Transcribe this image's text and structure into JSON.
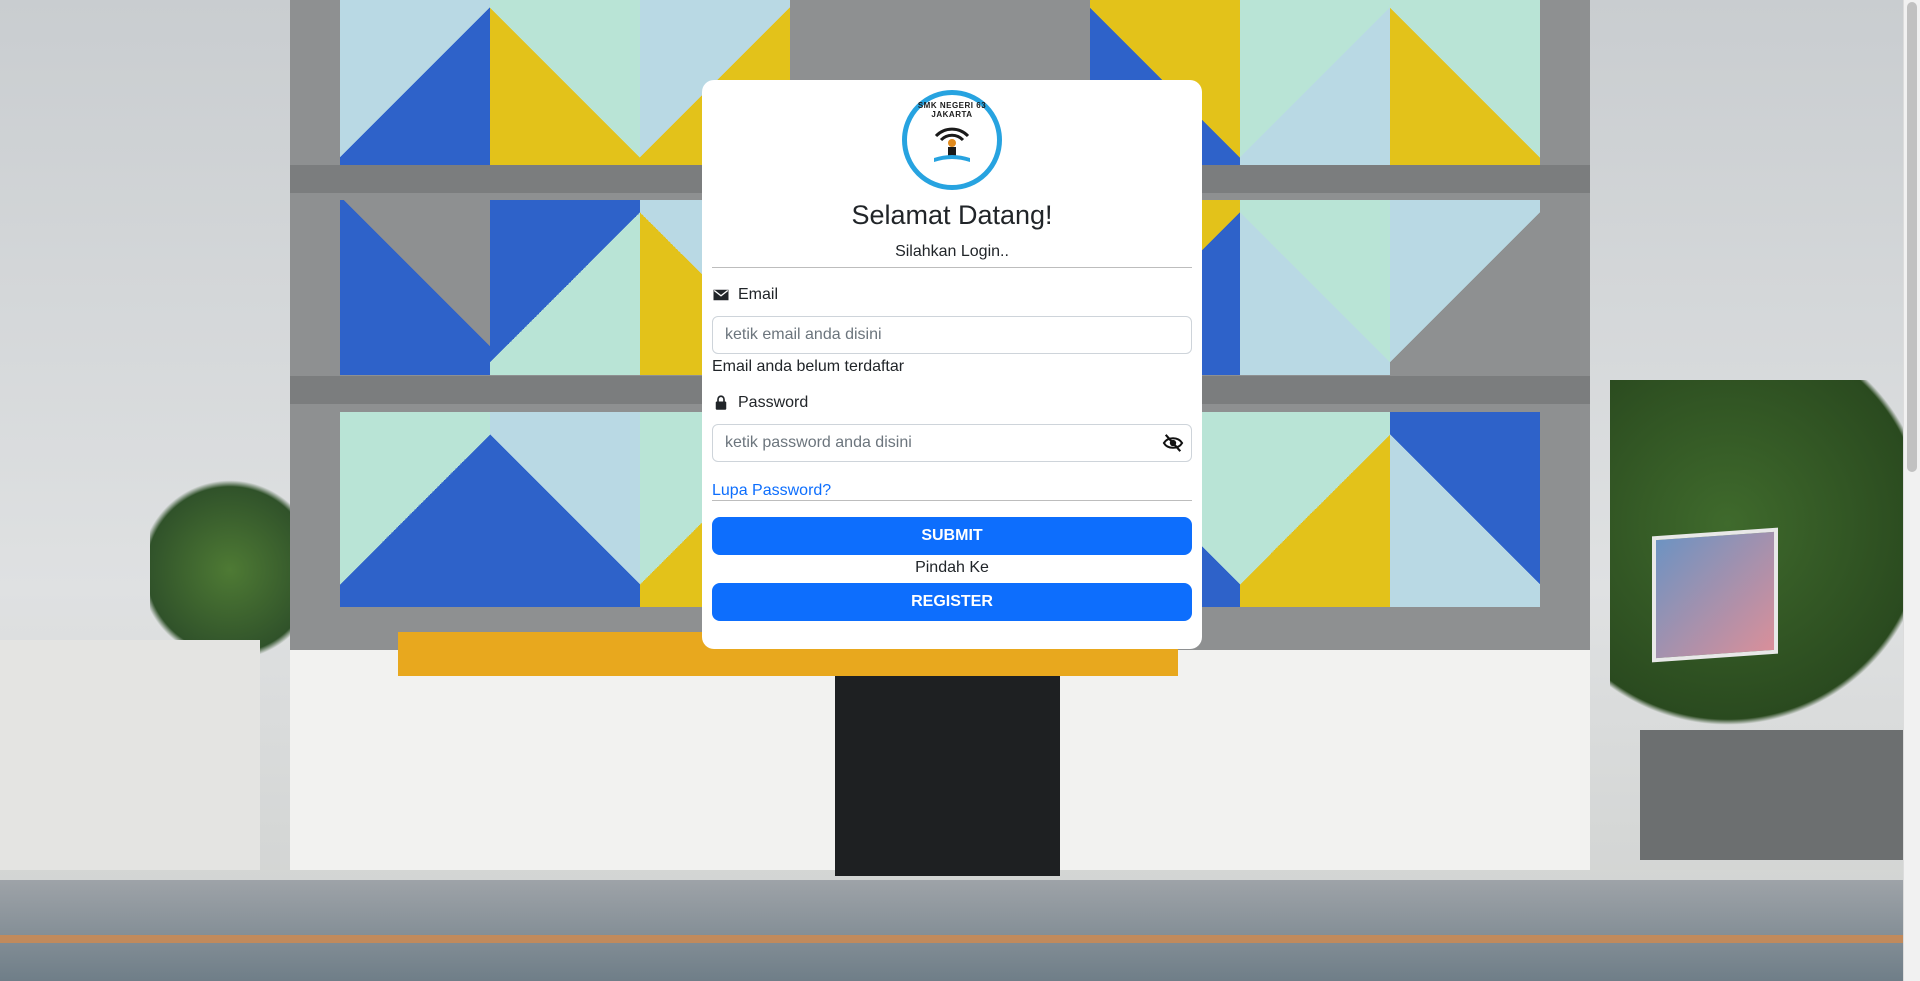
{
  "header": {
    "title": "Selamat Datang!",
    "subtitle": "Silahkan Login.."
  },
  "logo": {
    "wordmark": "SMK NEGERI 63 JAKARTA"
  },
  "form": {
    "email": {
      "label": "Email",
      "icon": "envelope-icon",
      "placeholder": "ketik email anda disini",
      "value": "",
      "error": "Email anda belum terdaftar"
    },
    "password": {
      "label": "Password",
      "icon": "lock-icon",
      "placeholder": "ketik password anda disini",
      "value": "",
      "toggle_icon": "eye-slash-icon"
    },
    "forgot_label": "Lupa Password?",
    "submit_label": "SUBMIT",
    "switch_text": "Pindah Ke",
    "register_label": "REGISTER"
  },
  "colors": {
    "primary": "#0d6efd",
    "logo_ring": "#27a3e0"
  }
}
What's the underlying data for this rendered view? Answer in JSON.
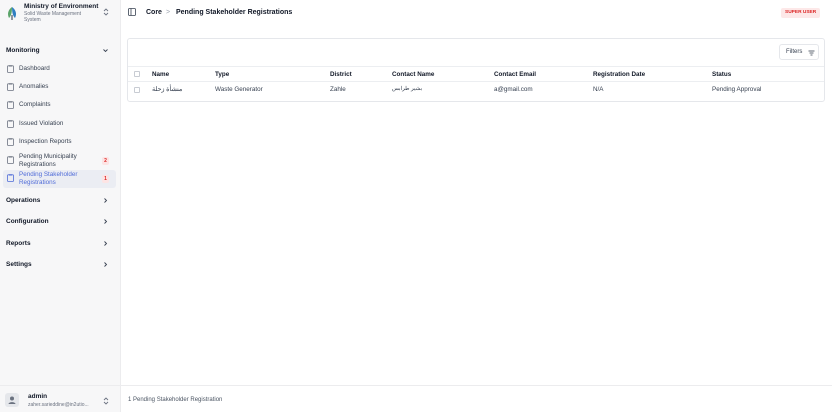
{
  "brand": {
    "title": "Ministry of Environment",
    "subtitle": "Solid Waste Management System"
  },
  "sidebar": {
    "sections": [
      {
        "label": "Monitoring",
        "expanded": true
      },
      {
        "label": "Operations",
        "expanded": false
      },
      {
        "label": "Configuration",
        "expanded": false
      },
      {
        "label": "Reports",
        "expanded": false
      },
      {
        "label": "Settings",
        "expanded": false
      }
    ],
    "items": [
      {
        "label": "Dashboard"
      },
      {
        "label": "Anomalies"
      },
      {
        "label": "Complaints"
      },
      {
        "label": "Issued Violation"
      },
      {
        "label": "Inspection Reports"
      },
      {
        "label": "Pending Municipality Registrations",
        "badge": "2"
      },
      {
        "label": "Pending Stakeholder Registrations",
        "badge": "1",
        "active": true
      }
    ]
  },
  "user": {
    "name": "admin",
    "email": "zaher.sarieddine@in2utio..."
  },
  "header": {
    "breadcrumb_root": "Core",
    "breadcrumb_sep": ">",
    "breadcrumb_current": "Pending Stakeholder Registrations",
    "role_badge": "SUPER USER"
  },
  "toolbar": {
    "filters_label": "Filters"
  },
  "table": {
    "columns": [
      "Name",
      "Type",
      "District",
      "Contact Name",
      "Contact Email",
      "Registration Date",
      "Status"
    ],
    "rows": [
      [
        "منشأة زحلة",
        "Waste Generator",
        "Zahle",
        "بشير طرابس",
        "a@gmail.com",
        "N/A",
        "Pending Approval"
      ]
    ]
  },
  "footer": {
    "summary": "1 Pending Stakeholder Registration"
  },
  "colors": {
    "accent": "#4f6bd8",
    "badge_red": "#dc2626",
    "badge_bg": "#fde4e4",
    "active_bg": "#ebedf3"
  }
}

_____

TASK TO CARRY OUT
Your task is to gather every line with the word "Stakeholder" and copy it.

SOLUTION FOR THIS TASK
        "label": "Pending Stakeholder Registrations",
    "breadcrumb_current": "Pending Stakeholder Registrations",
    "summary": "1 Pending Stakeholder Registration"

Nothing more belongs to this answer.